(Dataset excerpt)
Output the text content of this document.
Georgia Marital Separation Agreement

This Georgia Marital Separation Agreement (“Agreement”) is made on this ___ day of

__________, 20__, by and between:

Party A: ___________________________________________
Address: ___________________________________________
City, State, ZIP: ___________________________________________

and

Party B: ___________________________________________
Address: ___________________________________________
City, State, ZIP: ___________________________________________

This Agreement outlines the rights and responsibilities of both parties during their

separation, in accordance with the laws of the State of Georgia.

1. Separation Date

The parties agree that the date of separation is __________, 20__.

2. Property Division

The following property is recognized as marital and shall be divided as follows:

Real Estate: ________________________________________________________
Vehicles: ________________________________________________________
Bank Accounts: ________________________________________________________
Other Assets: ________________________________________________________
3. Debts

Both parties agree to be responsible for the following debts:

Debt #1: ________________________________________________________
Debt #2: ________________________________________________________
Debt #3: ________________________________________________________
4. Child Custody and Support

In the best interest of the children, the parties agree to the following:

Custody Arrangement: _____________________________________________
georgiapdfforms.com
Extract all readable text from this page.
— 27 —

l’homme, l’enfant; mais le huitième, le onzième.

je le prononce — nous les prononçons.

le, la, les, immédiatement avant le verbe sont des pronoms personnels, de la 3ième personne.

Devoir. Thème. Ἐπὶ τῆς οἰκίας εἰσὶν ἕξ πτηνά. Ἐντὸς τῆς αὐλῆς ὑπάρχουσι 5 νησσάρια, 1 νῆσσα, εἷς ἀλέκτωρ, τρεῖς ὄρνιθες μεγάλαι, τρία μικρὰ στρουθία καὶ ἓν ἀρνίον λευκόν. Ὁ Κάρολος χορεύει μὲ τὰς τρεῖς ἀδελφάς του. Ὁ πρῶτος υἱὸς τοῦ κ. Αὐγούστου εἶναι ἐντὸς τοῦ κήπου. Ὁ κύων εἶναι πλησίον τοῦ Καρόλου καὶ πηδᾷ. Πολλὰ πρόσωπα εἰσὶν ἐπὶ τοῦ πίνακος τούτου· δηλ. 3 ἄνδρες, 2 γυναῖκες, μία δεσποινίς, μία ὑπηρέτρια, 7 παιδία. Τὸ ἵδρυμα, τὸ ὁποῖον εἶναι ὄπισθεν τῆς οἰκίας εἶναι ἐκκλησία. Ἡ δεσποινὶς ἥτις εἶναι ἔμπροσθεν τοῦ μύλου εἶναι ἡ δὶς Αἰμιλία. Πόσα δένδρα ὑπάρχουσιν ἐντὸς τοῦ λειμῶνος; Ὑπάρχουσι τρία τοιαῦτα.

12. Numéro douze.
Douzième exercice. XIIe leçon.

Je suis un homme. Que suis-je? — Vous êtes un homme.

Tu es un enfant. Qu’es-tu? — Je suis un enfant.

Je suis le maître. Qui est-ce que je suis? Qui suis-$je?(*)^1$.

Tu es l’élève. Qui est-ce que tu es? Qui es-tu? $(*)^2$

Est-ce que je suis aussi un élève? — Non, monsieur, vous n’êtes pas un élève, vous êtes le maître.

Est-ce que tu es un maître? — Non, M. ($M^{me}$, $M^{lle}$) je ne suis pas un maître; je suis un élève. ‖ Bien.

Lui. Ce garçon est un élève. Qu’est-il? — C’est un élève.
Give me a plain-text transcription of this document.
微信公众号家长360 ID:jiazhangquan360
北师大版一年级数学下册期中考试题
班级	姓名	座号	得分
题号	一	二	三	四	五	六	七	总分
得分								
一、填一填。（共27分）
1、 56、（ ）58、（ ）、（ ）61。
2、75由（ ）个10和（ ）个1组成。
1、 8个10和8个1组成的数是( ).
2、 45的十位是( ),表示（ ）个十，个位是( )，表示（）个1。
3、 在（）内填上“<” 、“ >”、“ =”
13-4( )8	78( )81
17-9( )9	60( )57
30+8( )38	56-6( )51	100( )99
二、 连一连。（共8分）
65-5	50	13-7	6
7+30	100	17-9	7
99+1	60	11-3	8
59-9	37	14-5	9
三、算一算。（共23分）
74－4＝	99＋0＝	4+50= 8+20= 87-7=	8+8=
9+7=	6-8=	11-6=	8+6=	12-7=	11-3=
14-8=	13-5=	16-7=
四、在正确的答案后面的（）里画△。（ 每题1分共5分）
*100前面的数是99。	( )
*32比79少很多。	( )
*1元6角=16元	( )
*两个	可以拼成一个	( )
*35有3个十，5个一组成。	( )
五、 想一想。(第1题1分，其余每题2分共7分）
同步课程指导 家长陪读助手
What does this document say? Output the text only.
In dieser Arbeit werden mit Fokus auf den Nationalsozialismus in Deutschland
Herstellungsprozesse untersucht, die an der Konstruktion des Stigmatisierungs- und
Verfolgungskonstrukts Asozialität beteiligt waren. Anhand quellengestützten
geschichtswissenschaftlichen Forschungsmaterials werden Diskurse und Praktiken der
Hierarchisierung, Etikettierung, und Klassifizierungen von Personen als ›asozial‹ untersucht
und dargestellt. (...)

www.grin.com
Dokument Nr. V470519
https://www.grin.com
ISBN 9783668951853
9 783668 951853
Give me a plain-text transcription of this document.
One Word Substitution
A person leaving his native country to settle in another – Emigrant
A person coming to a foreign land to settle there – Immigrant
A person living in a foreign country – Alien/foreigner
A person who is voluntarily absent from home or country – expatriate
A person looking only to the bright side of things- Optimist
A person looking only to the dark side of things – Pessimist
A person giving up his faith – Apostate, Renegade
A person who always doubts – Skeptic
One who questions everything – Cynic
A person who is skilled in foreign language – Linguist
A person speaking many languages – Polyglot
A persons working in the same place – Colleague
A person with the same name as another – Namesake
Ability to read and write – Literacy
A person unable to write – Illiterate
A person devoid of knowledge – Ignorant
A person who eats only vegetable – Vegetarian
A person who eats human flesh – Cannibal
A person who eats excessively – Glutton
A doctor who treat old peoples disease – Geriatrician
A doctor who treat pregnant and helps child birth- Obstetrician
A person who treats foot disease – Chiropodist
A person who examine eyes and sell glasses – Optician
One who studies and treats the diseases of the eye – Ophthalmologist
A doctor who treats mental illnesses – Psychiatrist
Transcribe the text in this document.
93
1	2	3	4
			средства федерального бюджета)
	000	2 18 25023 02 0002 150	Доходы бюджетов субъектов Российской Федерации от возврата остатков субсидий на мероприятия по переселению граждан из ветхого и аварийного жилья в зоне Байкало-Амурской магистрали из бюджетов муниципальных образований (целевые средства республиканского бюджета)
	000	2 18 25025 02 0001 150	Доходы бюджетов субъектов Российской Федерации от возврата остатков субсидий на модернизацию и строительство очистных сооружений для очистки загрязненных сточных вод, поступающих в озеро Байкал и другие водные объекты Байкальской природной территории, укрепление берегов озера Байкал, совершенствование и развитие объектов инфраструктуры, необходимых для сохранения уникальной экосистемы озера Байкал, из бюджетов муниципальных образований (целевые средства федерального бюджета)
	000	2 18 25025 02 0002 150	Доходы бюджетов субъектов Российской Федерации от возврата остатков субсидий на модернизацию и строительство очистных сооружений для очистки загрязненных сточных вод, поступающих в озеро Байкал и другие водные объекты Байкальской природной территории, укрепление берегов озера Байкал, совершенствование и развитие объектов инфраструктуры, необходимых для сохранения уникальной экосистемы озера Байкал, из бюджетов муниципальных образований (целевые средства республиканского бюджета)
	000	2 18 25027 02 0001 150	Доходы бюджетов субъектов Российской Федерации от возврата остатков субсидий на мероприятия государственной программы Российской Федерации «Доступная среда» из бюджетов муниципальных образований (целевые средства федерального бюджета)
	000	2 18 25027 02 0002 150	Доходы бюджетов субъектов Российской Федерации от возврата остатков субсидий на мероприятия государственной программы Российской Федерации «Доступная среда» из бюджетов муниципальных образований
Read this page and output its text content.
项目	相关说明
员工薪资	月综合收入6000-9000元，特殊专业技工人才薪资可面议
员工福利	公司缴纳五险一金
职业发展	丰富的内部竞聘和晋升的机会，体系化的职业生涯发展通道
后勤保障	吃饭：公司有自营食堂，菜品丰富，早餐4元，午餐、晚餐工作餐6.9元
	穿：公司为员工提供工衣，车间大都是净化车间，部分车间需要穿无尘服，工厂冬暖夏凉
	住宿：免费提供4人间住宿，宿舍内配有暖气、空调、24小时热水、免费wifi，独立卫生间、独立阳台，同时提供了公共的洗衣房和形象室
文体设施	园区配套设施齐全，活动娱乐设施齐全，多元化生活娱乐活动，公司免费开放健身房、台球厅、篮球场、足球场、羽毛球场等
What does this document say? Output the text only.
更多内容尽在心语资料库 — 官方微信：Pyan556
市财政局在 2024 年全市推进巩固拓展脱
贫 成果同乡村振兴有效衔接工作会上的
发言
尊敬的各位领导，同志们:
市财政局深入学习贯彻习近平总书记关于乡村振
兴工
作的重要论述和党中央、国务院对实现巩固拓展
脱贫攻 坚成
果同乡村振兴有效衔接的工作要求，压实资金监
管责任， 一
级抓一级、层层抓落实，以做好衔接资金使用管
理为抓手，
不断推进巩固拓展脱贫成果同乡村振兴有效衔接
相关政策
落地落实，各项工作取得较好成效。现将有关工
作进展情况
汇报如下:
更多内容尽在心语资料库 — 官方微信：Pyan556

◆ Aim ◆
Where does the word "following" appear in the listing? List each line that holds it.

◆ Answer to this task ◆
The following property is recognized as marital and shall be divided as follows:
Both parties agree to be responsible for the following debts:
In the best interest of the children, the parties agree to the following:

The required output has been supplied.